= TASK SET =
[A] According to the Arthur.ai funding article, which firm led the $15 million Series A?
[B] Write the next part of the article on Arthur.ai's Series A, picking up after its final sentence.
___ PROVIDED TEXT
By Frederic Lardinois

Arthur.ai snags $15M Series A to grow machine learning monitoring tool

At a time when more companies are building machine learning models, Arthur.ai wants to help by ensuring the model accuracy doesn’t begin slipping over time, thereby losing its ability to precisely measure what it was supposed to. As demand for this type of tool has increased this year, in spite of the pandemic, the startup announced a $15 million Series A today.

The investment was led by Index Ventures with help from new comers Acrew and Plexo Capital along with previous investors Homebrew, AME Ventures and Work-Bench.The round comes almost exactly a year after its $3.3 million seed round.

As CEO and co-founder Adam Wenchel explains, data scientists build and test machine learning models in the lab under ideal conditions, but as these models are put into production, the performance can begin to deteriorate under real world scrutiny. Arthur.AI is designed to root out when that happens.

Even as COVID has wreaked havoc throughout much of this year, the company has grown revenue 300% in the last six months smack dab in the middle of all that. “Over the course of 2020, we have begun to open up more and talk to [more] customers. And so we are starting to get some really nice initial customer traction, both in traditional enterprises as well as digital tech companies,” Wenchel told me. With 15 customers, the company is finding that the solution is resonating with companies.
______
___ PROVIDED MATERIAL
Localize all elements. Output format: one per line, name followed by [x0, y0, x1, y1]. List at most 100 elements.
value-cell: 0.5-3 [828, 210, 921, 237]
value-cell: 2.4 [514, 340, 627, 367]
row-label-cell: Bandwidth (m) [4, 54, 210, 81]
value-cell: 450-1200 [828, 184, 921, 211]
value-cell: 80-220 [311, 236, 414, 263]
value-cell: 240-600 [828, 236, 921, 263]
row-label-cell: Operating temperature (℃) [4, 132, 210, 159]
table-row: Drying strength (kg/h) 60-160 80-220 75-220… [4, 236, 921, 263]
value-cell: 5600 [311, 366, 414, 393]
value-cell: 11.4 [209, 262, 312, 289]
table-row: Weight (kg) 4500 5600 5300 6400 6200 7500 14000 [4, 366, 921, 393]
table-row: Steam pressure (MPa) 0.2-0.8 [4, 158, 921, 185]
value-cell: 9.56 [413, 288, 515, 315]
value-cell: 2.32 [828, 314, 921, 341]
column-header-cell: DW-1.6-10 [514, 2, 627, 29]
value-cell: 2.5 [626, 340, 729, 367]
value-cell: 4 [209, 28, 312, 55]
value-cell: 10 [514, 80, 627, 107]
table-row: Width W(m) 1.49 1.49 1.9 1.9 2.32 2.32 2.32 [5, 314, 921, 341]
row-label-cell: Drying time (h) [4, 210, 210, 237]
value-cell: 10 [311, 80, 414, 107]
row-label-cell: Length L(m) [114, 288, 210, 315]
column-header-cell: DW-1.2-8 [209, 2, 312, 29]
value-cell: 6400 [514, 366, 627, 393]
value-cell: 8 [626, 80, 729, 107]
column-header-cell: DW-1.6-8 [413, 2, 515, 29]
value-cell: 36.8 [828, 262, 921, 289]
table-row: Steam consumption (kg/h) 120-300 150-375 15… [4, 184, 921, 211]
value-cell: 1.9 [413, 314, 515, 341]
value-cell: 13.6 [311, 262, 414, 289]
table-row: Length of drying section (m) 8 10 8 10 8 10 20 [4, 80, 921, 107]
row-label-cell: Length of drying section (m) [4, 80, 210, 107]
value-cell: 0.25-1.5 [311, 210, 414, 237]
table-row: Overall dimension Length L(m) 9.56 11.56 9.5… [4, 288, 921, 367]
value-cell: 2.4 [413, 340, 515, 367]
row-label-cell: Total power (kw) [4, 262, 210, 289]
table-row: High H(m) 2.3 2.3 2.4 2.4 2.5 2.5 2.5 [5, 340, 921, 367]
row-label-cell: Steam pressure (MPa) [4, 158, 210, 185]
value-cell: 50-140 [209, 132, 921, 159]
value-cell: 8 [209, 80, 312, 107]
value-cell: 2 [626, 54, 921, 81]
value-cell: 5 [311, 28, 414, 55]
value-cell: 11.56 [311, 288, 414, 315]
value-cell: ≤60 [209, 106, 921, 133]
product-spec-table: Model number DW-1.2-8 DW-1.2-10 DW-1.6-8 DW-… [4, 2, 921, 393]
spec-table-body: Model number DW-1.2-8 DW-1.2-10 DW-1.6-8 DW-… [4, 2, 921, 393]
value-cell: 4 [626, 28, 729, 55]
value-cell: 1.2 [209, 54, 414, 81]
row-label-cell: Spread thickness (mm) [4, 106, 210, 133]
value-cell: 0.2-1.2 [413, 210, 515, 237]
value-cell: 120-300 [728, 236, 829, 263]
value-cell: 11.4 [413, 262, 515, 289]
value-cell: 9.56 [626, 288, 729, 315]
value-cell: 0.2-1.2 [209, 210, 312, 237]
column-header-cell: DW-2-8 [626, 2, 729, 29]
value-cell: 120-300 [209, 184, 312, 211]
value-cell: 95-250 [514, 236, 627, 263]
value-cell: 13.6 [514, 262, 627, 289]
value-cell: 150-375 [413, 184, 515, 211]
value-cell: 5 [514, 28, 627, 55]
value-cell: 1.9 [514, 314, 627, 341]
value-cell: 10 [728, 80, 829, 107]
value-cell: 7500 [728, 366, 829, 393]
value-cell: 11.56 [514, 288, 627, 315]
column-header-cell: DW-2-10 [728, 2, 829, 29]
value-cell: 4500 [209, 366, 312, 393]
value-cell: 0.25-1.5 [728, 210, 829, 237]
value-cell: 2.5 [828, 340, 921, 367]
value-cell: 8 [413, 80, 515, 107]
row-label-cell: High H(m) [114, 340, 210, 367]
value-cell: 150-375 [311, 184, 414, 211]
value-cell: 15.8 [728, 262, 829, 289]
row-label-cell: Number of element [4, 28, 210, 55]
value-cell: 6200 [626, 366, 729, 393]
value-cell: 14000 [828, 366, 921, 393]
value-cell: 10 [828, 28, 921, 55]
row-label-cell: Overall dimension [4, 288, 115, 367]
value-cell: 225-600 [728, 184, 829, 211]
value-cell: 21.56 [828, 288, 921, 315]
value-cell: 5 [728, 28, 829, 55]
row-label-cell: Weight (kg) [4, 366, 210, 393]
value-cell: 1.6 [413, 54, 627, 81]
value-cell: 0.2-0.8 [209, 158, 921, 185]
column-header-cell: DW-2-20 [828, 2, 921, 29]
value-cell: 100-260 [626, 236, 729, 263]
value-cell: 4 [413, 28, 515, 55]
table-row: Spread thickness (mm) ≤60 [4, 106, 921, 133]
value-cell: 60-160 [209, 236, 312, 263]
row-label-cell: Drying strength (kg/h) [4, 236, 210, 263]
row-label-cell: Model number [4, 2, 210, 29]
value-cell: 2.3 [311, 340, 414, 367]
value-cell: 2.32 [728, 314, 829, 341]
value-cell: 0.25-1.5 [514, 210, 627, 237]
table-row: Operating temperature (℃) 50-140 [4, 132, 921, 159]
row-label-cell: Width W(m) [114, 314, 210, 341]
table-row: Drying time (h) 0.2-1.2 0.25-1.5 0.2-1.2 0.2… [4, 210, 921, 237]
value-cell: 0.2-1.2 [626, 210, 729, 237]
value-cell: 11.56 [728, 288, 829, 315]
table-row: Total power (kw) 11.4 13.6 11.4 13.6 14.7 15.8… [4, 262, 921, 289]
______
= ANSWERS FOR THE EXERCISE =
[A] Index Ventures led the round.

[B]
It’s interesting to note that AWS announced a similar tool yesterday at re:Invent called SageMaker Clarify, but Wenchel sees this as more of a validation of what his startup has been trying to do, rather than an existential threat. “I think it helps create awareness, and because this is our 100% focus, our tools go well beyond what the major cloud providers provide,” he said.

Investor Mike Volpi from Index certainly sees the value proposition of this company. “One of the most critical aspects of the AI stack is in the area of performance monitoring and risk mitigation. Simply put, is the AI system behaving like it’s supposed to?,” he wrote in a blog post announcing the funding.

When we spoke a year ago, the company had 8 employees. Today it has 17 and it expects to double again by the end of next year. Wenchel says that as a company whose products looks for different types of bias, it’s especially important to have a diverse workforce. He says that starts with having a diverse investment team and board makeup, which he has been able to achieve, and goes from there.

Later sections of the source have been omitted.